▶ **STATED GOAL**: Gather the lines that hold the string "name".

-- Begin --

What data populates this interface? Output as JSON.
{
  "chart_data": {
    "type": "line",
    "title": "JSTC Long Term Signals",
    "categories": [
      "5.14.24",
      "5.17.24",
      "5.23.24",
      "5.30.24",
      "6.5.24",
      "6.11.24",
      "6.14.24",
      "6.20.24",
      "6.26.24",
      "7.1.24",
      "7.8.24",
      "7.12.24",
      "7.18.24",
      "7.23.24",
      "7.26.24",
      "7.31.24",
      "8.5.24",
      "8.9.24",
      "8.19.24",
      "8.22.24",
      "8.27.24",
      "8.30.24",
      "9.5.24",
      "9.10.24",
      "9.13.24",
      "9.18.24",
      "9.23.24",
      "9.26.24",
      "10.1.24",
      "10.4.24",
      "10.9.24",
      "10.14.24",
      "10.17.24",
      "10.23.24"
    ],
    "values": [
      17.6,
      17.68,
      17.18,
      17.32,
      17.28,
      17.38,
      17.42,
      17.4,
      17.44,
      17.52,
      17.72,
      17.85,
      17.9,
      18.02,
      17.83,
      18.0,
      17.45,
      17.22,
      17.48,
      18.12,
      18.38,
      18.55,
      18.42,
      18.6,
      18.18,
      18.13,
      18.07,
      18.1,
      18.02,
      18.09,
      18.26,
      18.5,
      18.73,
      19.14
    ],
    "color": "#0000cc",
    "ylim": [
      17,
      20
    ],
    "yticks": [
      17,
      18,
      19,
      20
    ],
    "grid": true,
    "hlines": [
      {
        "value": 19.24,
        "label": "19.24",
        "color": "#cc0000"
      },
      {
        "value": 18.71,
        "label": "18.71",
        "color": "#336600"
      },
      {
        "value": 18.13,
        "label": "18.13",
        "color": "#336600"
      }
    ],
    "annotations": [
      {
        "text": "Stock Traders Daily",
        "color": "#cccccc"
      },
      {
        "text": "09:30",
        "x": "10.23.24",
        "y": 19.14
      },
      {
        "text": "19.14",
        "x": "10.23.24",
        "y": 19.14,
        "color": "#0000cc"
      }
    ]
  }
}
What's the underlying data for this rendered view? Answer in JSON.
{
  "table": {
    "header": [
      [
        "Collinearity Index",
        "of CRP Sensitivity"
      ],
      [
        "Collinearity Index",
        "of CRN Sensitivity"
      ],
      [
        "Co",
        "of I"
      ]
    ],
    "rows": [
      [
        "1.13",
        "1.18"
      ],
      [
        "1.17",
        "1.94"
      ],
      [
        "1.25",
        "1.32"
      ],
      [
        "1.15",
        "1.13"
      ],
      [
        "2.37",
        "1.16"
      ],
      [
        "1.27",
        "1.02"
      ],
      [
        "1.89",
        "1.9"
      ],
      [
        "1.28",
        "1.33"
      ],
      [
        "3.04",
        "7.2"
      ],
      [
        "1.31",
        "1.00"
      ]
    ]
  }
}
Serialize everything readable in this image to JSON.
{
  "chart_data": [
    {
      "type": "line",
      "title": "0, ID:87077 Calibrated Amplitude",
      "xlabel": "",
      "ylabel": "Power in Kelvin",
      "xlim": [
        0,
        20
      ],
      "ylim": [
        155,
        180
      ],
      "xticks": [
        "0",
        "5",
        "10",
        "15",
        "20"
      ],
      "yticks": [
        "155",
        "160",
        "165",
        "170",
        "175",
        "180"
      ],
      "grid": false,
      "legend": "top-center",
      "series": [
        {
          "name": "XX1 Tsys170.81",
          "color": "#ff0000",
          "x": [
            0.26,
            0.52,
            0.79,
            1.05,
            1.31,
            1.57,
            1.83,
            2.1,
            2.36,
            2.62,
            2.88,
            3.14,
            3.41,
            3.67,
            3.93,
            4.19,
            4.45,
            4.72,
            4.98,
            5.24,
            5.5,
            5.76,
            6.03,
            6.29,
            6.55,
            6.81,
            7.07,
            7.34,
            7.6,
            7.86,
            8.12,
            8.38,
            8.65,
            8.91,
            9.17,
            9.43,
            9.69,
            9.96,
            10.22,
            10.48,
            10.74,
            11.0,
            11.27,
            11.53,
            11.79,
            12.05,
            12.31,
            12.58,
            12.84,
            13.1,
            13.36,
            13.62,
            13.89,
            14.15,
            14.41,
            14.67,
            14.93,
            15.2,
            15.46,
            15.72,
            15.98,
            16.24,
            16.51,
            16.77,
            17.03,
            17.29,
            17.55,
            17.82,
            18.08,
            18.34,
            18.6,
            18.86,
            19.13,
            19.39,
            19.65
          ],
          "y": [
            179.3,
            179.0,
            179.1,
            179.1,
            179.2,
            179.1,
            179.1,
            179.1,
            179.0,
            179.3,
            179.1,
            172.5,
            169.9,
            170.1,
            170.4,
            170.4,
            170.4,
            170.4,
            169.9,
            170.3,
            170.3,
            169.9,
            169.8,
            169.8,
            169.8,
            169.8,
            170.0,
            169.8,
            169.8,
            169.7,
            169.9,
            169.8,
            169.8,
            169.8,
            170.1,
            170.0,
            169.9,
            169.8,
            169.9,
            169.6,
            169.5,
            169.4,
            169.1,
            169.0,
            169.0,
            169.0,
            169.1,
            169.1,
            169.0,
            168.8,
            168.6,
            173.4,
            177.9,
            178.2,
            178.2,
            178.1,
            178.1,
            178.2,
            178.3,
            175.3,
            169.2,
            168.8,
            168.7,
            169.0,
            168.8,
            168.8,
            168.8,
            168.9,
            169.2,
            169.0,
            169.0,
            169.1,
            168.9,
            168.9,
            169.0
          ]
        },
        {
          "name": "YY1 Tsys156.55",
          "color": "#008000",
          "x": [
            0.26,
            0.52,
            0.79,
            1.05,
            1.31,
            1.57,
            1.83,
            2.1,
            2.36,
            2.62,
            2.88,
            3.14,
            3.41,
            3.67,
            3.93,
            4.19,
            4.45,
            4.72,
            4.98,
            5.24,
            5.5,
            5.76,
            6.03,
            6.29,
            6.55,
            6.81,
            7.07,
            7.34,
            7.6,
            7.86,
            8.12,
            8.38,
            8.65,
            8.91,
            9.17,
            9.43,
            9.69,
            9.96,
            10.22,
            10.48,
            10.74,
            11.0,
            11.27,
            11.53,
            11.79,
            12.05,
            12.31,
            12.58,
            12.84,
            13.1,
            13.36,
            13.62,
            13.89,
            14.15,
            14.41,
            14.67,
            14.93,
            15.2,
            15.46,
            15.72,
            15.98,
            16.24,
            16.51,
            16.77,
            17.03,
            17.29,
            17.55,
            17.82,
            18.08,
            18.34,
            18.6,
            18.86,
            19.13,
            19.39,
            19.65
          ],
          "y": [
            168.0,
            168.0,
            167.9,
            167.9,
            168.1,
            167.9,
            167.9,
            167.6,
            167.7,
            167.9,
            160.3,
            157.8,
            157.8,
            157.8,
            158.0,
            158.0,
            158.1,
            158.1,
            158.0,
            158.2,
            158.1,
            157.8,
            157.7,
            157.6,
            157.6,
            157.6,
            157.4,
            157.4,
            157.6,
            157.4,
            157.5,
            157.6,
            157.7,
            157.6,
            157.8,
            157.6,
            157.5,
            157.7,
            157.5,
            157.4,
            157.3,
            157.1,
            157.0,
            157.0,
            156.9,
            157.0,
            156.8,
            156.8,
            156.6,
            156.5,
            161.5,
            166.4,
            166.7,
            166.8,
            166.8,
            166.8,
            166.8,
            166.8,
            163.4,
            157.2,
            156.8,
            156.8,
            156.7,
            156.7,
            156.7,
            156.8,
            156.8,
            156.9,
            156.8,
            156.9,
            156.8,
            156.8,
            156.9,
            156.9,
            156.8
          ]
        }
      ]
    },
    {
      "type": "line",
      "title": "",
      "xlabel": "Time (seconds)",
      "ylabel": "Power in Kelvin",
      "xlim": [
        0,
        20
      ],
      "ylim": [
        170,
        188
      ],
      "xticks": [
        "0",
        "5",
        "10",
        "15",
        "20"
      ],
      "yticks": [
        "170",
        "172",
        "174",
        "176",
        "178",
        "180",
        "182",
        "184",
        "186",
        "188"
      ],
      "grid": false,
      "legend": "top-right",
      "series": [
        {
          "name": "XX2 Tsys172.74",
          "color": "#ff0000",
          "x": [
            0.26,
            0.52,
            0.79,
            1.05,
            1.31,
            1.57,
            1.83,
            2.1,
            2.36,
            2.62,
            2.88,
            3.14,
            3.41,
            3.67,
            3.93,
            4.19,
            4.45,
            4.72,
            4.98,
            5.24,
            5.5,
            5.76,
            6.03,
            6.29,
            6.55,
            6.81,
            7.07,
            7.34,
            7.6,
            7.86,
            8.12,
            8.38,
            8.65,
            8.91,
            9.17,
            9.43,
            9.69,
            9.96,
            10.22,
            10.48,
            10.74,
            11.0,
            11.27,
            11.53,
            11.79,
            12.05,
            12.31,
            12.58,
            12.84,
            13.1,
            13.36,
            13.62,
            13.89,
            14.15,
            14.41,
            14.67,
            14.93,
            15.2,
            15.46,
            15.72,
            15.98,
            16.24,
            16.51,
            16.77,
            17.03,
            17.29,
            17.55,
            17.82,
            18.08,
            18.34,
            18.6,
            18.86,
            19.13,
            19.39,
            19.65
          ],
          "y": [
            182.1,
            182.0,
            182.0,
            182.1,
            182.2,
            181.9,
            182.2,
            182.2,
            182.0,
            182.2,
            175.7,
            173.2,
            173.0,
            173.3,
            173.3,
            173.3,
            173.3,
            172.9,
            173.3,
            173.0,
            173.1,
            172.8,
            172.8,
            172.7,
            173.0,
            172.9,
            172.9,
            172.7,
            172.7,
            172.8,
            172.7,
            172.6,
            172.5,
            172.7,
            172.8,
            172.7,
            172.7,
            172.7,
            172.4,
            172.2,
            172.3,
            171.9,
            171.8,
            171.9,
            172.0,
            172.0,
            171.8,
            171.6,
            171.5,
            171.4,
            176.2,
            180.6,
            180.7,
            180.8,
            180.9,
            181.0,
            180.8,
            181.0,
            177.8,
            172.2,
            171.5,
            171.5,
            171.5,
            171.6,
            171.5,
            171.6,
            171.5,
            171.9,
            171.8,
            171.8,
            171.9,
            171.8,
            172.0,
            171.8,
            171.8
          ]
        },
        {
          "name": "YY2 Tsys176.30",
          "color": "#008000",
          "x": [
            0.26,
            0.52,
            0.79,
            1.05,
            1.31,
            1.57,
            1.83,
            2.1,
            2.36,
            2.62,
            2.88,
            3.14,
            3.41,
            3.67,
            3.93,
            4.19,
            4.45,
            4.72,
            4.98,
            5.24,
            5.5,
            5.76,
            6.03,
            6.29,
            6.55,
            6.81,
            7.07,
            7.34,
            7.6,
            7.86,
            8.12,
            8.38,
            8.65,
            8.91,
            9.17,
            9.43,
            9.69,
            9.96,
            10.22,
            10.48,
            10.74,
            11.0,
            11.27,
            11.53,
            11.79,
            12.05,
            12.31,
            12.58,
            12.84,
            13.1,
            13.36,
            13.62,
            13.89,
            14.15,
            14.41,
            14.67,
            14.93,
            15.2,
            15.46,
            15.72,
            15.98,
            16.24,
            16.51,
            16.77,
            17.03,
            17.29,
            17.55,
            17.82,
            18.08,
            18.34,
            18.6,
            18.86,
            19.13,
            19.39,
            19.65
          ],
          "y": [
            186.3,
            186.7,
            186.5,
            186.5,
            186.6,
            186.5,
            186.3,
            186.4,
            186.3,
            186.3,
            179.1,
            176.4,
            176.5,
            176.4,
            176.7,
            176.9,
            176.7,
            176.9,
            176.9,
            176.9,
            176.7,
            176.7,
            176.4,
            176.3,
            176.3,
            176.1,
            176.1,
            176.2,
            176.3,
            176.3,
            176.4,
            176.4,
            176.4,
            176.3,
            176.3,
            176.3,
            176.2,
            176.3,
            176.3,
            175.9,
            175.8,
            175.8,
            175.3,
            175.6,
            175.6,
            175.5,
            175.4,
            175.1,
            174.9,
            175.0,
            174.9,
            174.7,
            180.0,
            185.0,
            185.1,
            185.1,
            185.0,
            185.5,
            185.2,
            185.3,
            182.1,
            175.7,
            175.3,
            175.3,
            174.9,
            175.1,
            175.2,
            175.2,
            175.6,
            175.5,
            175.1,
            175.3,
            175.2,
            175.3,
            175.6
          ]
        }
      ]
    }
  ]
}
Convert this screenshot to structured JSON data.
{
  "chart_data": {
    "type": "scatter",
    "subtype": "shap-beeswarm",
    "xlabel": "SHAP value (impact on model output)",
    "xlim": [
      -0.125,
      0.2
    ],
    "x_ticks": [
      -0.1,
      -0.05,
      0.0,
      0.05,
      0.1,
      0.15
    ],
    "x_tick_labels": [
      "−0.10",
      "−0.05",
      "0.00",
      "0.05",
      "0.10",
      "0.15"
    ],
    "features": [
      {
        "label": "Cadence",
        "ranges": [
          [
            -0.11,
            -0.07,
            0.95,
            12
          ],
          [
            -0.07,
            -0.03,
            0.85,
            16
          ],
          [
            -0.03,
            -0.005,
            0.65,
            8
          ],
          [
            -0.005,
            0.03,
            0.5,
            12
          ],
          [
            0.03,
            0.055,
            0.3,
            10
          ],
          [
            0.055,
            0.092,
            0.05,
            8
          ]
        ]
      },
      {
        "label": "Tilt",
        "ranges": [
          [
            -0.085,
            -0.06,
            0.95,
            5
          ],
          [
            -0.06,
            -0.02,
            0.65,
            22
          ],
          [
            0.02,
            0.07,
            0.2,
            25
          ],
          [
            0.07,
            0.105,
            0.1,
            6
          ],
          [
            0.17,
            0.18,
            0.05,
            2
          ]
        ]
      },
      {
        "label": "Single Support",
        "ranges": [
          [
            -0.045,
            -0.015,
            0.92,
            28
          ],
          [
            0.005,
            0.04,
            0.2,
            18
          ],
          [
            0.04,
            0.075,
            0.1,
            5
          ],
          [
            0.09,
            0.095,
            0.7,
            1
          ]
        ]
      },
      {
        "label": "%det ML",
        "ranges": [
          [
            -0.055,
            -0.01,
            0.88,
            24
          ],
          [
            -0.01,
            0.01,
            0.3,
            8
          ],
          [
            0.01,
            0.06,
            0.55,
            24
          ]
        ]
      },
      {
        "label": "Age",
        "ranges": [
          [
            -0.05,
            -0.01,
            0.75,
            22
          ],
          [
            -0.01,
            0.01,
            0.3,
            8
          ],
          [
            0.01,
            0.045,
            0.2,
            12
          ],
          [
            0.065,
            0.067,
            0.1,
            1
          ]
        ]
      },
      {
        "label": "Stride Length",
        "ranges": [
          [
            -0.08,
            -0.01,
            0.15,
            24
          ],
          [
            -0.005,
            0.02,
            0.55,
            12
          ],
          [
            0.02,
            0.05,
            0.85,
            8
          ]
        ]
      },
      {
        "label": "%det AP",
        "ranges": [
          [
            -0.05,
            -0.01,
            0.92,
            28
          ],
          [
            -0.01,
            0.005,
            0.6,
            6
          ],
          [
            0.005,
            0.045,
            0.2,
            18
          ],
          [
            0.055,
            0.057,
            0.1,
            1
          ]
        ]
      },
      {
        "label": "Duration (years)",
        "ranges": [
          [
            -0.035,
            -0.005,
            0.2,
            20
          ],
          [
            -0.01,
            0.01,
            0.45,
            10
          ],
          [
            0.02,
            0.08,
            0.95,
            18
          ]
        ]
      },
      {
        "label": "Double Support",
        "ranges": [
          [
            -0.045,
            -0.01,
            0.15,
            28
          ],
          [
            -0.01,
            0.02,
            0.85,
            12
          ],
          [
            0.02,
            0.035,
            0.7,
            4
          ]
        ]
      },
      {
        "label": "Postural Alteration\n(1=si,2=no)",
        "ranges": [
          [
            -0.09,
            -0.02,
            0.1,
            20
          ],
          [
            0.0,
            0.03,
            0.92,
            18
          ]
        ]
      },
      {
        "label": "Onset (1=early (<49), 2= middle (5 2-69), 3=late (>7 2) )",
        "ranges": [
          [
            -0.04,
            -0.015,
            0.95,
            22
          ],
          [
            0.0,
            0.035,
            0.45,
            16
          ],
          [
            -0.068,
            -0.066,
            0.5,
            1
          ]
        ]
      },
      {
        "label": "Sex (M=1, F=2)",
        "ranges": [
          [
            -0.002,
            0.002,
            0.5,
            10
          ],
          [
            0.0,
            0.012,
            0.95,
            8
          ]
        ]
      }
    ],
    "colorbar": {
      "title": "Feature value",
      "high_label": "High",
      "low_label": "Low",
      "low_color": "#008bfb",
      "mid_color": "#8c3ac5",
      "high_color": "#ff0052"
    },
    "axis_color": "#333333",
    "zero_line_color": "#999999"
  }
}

-- End --

▶ **WRITTEN SOLUTION**:
          "name": "XX1 Tsys170.81",
          "name": "YY1 Tsys156.55",
          "name": "XX2 Tsys172.74",
          "name": "YY2 Tsys176.30",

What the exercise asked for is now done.